Extracted records
++++++++

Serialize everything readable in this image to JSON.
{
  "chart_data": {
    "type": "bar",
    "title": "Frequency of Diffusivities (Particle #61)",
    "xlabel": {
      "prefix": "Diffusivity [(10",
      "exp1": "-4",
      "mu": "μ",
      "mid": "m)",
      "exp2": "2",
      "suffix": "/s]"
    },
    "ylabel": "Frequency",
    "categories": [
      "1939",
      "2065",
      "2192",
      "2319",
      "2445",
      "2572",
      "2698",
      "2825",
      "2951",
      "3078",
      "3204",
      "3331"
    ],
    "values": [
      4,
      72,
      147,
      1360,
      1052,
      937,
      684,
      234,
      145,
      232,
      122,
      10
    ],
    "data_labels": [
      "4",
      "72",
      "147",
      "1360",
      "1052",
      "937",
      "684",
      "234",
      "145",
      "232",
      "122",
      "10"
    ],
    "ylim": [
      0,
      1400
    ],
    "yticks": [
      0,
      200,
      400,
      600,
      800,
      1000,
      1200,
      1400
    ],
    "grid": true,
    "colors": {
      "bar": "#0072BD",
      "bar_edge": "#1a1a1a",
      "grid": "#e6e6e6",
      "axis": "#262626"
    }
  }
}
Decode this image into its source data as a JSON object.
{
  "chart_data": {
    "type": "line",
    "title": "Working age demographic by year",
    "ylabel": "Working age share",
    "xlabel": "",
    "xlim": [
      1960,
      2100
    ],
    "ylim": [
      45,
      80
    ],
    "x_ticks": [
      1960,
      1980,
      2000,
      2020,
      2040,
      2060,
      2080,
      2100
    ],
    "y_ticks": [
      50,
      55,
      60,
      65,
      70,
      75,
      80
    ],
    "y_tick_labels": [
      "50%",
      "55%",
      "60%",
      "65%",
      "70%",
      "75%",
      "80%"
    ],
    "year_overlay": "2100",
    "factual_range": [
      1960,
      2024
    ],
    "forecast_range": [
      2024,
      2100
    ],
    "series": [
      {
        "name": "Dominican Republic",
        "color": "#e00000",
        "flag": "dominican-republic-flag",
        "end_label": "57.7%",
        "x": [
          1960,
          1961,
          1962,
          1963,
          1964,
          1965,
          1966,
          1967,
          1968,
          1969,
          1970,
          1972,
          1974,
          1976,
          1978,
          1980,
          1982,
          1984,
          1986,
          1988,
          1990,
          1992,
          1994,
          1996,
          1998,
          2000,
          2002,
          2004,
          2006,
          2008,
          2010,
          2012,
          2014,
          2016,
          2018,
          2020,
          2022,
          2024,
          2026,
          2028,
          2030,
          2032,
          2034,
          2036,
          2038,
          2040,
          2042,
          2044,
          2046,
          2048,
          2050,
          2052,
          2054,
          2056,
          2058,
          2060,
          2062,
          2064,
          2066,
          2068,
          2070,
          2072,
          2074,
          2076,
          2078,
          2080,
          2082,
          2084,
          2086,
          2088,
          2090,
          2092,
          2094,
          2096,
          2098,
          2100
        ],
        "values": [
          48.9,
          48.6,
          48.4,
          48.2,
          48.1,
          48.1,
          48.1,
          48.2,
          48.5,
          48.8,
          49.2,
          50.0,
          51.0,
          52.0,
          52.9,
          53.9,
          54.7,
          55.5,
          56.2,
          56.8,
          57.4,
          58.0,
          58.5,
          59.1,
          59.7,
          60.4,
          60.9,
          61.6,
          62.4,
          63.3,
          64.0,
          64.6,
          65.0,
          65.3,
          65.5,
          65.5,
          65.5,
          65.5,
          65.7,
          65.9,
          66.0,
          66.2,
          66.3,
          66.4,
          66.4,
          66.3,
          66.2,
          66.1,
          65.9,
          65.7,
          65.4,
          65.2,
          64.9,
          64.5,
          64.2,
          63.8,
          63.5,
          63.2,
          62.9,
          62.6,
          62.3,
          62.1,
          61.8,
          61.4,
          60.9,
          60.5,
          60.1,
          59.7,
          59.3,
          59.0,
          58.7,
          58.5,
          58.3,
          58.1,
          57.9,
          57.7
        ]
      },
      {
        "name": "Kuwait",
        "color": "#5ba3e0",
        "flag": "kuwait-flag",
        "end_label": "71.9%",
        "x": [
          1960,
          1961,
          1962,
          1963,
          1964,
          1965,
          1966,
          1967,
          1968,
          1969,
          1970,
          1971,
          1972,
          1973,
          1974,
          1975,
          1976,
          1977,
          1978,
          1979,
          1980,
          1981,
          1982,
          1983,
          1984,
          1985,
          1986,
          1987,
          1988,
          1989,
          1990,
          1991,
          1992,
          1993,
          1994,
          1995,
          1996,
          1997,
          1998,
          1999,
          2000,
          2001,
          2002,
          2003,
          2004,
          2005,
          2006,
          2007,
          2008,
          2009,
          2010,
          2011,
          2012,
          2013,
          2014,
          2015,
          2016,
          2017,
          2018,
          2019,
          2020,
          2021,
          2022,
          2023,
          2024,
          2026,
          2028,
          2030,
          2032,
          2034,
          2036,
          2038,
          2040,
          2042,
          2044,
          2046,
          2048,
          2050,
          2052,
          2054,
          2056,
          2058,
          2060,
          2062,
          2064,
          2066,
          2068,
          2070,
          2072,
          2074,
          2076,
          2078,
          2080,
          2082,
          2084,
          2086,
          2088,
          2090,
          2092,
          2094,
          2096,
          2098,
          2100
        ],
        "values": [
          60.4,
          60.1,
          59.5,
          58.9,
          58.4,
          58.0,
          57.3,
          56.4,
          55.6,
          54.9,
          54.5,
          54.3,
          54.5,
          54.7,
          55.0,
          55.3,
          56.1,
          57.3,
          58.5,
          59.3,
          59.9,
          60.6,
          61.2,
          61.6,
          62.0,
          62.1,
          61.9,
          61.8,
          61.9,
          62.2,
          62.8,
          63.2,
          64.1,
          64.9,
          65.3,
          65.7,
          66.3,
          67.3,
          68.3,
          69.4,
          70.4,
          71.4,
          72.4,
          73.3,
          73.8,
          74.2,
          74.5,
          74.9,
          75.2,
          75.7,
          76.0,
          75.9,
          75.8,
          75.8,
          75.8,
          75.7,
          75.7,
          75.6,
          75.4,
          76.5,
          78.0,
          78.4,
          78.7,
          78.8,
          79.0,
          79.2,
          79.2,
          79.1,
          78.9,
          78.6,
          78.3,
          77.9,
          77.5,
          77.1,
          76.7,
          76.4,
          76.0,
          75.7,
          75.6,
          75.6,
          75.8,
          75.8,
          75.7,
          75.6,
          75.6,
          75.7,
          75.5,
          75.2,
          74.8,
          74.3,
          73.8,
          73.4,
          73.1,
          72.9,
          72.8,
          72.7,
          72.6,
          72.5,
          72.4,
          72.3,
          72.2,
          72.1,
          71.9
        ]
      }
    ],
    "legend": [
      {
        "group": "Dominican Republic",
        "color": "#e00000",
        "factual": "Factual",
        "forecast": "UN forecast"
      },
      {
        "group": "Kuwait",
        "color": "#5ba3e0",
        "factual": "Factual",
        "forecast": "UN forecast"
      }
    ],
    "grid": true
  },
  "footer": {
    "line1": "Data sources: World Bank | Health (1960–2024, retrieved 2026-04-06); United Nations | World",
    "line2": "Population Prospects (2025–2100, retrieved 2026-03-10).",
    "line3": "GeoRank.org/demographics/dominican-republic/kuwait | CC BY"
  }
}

++++++++

[SET PROBLEM]
Transcribe all the entries, keeping each one exactly as it is.

[ANSWER TO THIS TASK]
Serialize everything readable in this image to JSON.
{
  "chart_data": {
    "type": "bar",
    "title": "Frequency of Diffusivities (Particle #61)",
    "xlabel": {
      "prefix": "Diffusivity [(10",
      "exp1": "-4",
      "mu": "μ",
      "mid": "m)",
      "exp2": "2",
      "suffix": "/s]"
    },
    "ylabel": "Frequency",
    "categories": [
      "1939",
      "2065",
      "2192",
      "2319",
      "2445",
      "2572",
      "2698",
      "2825",
      "2951",
      "3078",
      "3204",
      "3331"
    ],
    "values": [
      4,
      72,
      147,
      1360,
      1052,
      937,
      684,
      234,
      145,
      232,
      122,
      10
    ],
    "data_labels": [
      "4",
      "72",
      "147",
      "1360",
      "1052",
      "937",
      "684",
      "234",
      "145",
      "232",
      "122",
      "10"
    ],
    "ylim": [
      0,
      1400
    ],
    "yticks": [
      0,
      200,
      400,
      600,
      800,
      1000,
      1200,
      1400
    ],
    "grid": true,
    "colors": {
      "bar": "#0072BD",
      "bar_edge": "#1a1a1a",
      "grid": "#e6e6e6",
      "axis": "#262626"
    }
  }
}
Decode this image into its source data as a JSON object.
{
  "chart_data": {
    "type": "line",
    "title": "Working age demographic by year",
    "ylabel": "Working age share",
    "xlabel": "",
    "xlim": [
      1960,
      2100
    ],
    "ylim": [
      45,
      80
    ],
    "x_ticks": [
      1960,
      1980,
      2000,
      2020,
      2040,
      2060,
      2080,
      2100
    ],
    "y_ticks": [
      50,
      55,
      60,
      65,
      70,
      75,
      80
    ],
    "y_tick_labels": [
      "50%",
      "55%",
      "60%",
      "65%",
      "70%",
      "75%",
      "80%"
    ],
    "year_overlay": "2100",
    "factual_range": [
      1960,
      2024
    ],
    "forecast_range": [
      2024,
      2100
    ],
    "series": [
      {
        "name": "Dominican Republic",
        "color": "#e00000",
        "flag": "dominican-republic-flag",
        "end_label": "57.7%",
        "x": [
          1960,
          1961,
          1962,
          1963,
          1964,
          1965,
          1966,
          1967,
          1968,
          1969,
          1970,
          1972,
          1974,
          1976,
          1978,
          1980,
          1982,
          1984,
          1986,
          1988,
          1990,
          1992,
          1994,
          1996,
          1998,
          2000,
          2002,
          2004,
          2006,
          2008,
          2010,
          2012,
          2014,
          2016,
          2018,
          2020,
          2022,
          2024,
          2026,
          2028,
          2030,
          2032,
          2034,
          2036,
          2038,
          2040,
          2042,
          2044,
          2046,
          2048,
          2050,
          2052,
          2054,
          2056,
          2058,
          2060,
          2062,
          2064,
          2066,
          2068,
          2070,
          2072,
          2074,
          2076,
          2078,
          2080,
          2082,
          2084,
          2086,
          2088,
          2090,
          2092,
          2094,
          2096,
          2098,
          2100
        ],
        "values": [
          48.9,
          48.6,
          48.4,
          48.2,
          48.1,
          48.1,
          48.1,
          48.2,
          48.5,
          48.8,
          49.2,
          50.0,
          51.0,
          52.0,
          52.9,
          53.9,
          54.7,
          55.5,
          56.2,
          56.8,
          57.4,
          58.0,
          58.5,
          59.1,
          59.7,
          60.4,
          60.9,
          61.6,
          62.4,
          63.3,
          64.0,
          64.6,
          65.0,
          65.3,
          65.5,
          65.5,
          65.5,
          65.5,
          65.7,
          65.9,
          66.0,
          66.2,
          66.3,
          66.4,
          66.4,
          66.3,
          66.2,
          66.1,
          65.9,
          65.7,
          65.4,
          65.2,
          64.9,
          64.5,
          64.2,
          63.8,
          63.5,
          63.2,
          62.9,
          62.6,
          62.3,
          62.1,
          61.8,
          61.4,
          60.9,
          60.5,
          60.1,
          59.7,
          59.3,
          59.0,
          58.7,
          58.5,
          58.3,
          58.1,
          57.9,
          57.7
        ]
      },
      {
        "name": "Kuwait",
        "color": "#5ba3e0",
        "flag": "kuwait-flag",
        "end_label": "71.9%",
        "x": [
          1960,
          1961,
          1962,
          1963,
          1964,
          1965,
          1966,
          1967,
          1968,
          1969,
          1970,
          1971,
          1972,
          1973,
          1974,
          1975,
          1976,
          1977,
          1978,
          1979,
          1980,
          1981,
          1982,
          1983,
          1984,
          1985,
          1986,
          1987,
          1988,
          1989,
          1990,
          1991,
          1992,
          1993,
          1994,
          1995,
          1996,
          1997,
          1998,
          1999,
          2000,
          2001,
          2002,
          2003,
          2004,
          2005,
          2006,
          2007,
          2008,
          2009,
          2010,
          2011,
          2012,
          2013,
          2014,
          2015,
          2016,
          2017,
          2018,
          2019,
          2020,
          2021,
          2022,
          2023,
          2024,
          2026,
          2028,
          2030,
          2032,
          2034,
          2036,
          2038,
          2040,
          2042,
          2044,
          2046,
          2048,
          2050,
          2052,
          2054,
          2056,
          2058,
          2060,
          2062,
          2064,
          2066,
          2068,
          2070,
          2072,
          2074,
          2076,
          2078,
          2080,
          2082,
          2084,
          2086,
          2088,
          2090,
          2092,
          2094,
          2096,
          2098,
          2100
        ],
        "values": [
          60.4,
          60.1,
          59.5,
          58.9,
          58.4,
          58.0,
          57.3,
          56.4,
          55.6,
          54.9,
          54.5,
          54.3,
          54.5,
          54.7,
          55.0,
          55.3,
          56.1,
          57.3,
          58.5,
          59.3,
          59.9,
          60.6,
          61.2,
          61.6,
          62.0,
          62.1,
          61.9,
          61.8,
          61.9,
          62.2,
          62.8,
          63.2,
          64.1,
          64.9,
          65.3,
          65.7,
          66.3,
          67.3,
          68.3,
          69.4,
          70.4,
          71.4,
          72.4,
          73.3,
          73.8,
          74.2,
          74.5,
          74.9,
          75.2,
          75.7,
          76.0,
          75.9,
          75.8,
          75.8,
          75.8,
          75.7,
          75.7,
          75.6,
          75.4,
          76.5,
          78.0,
          78.4,
          78.7,
          78.8,
          79.0,
          79.2,
          79.2,
          79.1,
          78.9,
          78.6,
          78.3,
          77.9,
          77.5,
          77.1,
          76.7,
          76.4,
          76.0,
          75.7,
          75.6,
          75.6,
          75.8,
          75.8,
          75.7,
          75.6,
          75.6,
          75.7,
          75.5,
          75.2,
          74.8,
          74.3,
          73.8,
          73.4,
          73.1,
          72.9,
          72.8,
          72.7,
          72.6,
          72.5,
          72.4,
          72.3,
          72.2,
          72.1,
          71.9
        ]
      }
    ],
    "legend": [
      {
        "group": "Dominican Republic",
        "color": "#e00000",
        "factual": "Factual",
        "forecast": "UN forecast"
      },
      {
        "group": "Kuwait",
        "color": "#5ba3e0",
        "factual": "Factual",
        "forecast": "UN forecast"
      }
    ],
    "grid": true
  },
  "footer": {
    "line1": "Data sources: World Bank | Health (1960–2024, retrieved 2026-04-06); United Nations | World",
    "line2": "Population Prospects (2025–2100, retrieved 2026-03-10).",
    "line3": "GeoRank.org/demographics/dominican-republic/kuwait | CC BY"
  }
}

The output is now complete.